= Stated problem =
For the entries below, how many lines include the word "shit"? Give the figure and nothing more.

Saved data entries

## Begin

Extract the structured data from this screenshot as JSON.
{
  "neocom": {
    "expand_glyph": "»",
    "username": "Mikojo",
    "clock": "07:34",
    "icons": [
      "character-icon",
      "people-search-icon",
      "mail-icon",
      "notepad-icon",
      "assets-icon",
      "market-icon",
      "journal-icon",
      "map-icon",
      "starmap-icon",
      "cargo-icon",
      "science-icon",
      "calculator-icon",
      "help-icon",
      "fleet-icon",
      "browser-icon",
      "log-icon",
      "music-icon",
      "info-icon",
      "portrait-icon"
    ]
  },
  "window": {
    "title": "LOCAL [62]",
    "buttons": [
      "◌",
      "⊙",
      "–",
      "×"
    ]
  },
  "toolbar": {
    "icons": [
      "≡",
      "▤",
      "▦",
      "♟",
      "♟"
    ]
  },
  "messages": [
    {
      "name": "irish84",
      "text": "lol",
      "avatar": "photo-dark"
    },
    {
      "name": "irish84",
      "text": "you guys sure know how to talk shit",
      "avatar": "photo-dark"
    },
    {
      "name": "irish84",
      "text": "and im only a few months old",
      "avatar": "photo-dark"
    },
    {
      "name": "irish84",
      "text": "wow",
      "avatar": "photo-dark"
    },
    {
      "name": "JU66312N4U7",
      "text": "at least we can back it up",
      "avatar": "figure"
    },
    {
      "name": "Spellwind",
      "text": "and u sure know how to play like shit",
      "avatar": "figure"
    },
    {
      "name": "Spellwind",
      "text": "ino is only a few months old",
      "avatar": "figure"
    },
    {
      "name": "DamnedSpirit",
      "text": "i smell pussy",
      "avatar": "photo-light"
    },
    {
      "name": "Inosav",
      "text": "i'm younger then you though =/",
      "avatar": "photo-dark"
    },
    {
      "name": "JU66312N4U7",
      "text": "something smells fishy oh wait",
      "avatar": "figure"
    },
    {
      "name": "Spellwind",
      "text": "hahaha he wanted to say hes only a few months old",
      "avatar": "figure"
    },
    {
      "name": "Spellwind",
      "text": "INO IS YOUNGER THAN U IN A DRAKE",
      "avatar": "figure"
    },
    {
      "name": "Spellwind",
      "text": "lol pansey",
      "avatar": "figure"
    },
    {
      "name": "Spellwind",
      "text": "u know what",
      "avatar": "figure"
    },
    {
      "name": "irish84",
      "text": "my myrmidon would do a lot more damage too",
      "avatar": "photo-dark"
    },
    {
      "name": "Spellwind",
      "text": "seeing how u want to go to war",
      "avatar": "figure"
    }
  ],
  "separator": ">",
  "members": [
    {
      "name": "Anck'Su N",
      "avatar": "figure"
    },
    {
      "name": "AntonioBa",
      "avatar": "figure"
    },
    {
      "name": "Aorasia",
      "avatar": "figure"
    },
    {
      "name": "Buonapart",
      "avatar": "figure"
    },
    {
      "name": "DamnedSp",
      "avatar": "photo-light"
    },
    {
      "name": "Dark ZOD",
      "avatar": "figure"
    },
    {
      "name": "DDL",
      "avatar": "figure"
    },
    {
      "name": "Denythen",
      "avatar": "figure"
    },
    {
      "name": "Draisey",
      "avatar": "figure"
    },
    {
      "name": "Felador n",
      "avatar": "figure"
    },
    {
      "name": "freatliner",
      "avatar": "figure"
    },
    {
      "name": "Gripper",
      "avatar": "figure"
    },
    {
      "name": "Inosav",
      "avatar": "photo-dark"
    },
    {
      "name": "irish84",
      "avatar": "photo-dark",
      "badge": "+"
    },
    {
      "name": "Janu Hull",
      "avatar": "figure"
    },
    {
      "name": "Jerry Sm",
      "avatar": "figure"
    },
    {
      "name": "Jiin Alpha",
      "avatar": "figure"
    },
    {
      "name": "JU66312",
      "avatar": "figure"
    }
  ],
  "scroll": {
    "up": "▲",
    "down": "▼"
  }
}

## End

= The solution =
2